-- Task directions --
Every entry below must appear again, exactly as written.

-- Entries shown --
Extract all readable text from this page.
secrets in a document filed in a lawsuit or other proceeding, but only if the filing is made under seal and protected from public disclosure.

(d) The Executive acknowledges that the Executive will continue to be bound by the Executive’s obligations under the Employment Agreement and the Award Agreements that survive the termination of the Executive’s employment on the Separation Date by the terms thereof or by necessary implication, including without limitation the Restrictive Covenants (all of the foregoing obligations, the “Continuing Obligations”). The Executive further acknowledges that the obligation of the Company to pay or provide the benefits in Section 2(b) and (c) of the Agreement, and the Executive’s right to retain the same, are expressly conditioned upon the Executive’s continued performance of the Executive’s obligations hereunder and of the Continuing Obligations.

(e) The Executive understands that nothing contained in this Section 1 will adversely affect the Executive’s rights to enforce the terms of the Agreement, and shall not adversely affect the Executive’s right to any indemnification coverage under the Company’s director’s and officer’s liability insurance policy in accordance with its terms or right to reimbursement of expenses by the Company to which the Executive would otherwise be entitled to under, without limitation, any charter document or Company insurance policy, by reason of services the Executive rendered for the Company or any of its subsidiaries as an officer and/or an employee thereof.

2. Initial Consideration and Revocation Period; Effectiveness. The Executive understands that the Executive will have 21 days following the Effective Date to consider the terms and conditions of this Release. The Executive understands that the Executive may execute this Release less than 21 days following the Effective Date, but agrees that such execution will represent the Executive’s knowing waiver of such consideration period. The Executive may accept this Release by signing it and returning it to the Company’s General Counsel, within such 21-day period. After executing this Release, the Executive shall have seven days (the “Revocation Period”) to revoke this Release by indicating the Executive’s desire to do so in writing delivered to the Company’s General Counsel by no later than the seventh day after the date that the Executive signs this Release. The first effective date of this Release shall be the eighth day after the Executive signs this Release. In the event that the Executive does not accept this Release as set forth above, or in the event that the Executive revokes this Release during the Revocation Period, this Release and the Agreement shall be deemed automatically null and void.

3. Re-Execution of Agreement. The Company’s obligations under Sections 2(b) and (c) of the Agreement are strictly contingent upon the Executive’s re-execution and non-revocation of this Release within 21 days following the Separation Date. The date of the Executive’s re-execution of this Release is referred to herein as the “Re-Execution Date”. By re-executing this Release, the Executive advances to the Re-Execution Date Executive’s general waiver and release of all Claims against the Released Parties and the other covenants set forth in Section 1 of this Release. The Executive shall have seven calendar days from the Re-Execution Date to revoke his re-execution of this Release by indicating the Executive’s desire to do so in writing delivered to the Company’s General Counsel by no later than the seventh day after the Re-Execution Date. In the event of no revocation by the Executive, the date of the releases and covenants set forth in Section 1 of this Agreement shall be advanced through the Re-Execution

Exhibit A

-- Answer --
Extract all readable text from this page.
secrets in a document filed in a lawsuit or other proceeding, but only if the filing is made under seal and protected from public disclosure.

(d) The Executive acknowledges that the Executive will continue to be bound by the Executive’s obligations under the Employment Agreement and the Award Agreements that survive the termination of the Executive’s employment on the Separation Date by the terms thereof or by necessary implication, including without limitation the Restrictive Covenants (all of the foregoing obligations, the “Continuing Obligations”). The Executive further acknowledges that the obligation of the Company to pay or provide the benefits in Section 2(b) and (c) of the Agreement, and the Executive’s right to retain the same, are expressly conditioned upon the Executive’s continued performance of the Executive’s obligations hereunder and of the Continuing Obligations.

(e) The Executive understands that nothing contained in this Section 1 will adversely affect the Executive’s rights to enforce the terms of the Agreement, and shall not adversely affect the Executive’s right to any indemnification coverage under the Company’s director’s and officer’s liability insurance policy in accordance with its terms or right to reimbursement of expenses by the Company to which the Executive would otherwise be entitled to under, without limitation, any charter document or Company insurance policy, by reason of services the Executive rendered for the Company or any of its subsidiaries as an officer and/or an employee thereof.

2. Initial Consideration and Revocation Period; Effectiveness. The Executive understands that the Executive will have 21 days following the Effective Date to consider the terms and conditions of this Release. The Executive understands that the Executive may execute this Release less than 21 days following the Effective Date, but agrees that such execution will represent the Executive’s knowing waiver of such consideration period. The Executive may accept this Release by signing it and returning it to the Company’s General Counsel, within such 21-day period. After executing this Release, the Executive shall have seven days (the “Revocation Period”) to revoke this Release by indicating the Executive’s desire to do so in writing delivered to the Company’s General Counsel by no later than the seventh day after the date that the Executive signs this Release. The first effective date of this Release shall be the eighth day after the Executive signs this Release. In the event that the Executive does not accept this Release as set forth above, or in the event that the Executive revokes this Release during the Revocation Period, this Release and the Agreement shall be deemed automatically null and void.

3. Re-Execution of Agreement. The Company’s obligations under Sections 2(b) and (c) of the Agreement are strictly contingent upon the Executive’s re-execution and non-revocation of this Release within 21 days following the Separation Date. The date of the Executive’s re-execution of this Release is referred to herein as the “Re-Execution Date”. By re-executing this Release, the Executive advances to the Re-Execution Date Executive’s general waiver and release of all Claims against the Released Parties and the other covenants set forth in Section 1 of this Release. The Executive shall have seven calendar days from the Re-Execution Date to revoke his re-execution of this Release by indicating the Executive’s desire to do so in writing delivered to the Company’s General Counsel by no later than the seventh day after the Re-Execution Date. In the event of no revocation by the Executive, the date of the releases and covenants set forth in Section 1 of this Agreement shall be advanced through the Re-Execution

Exhibit A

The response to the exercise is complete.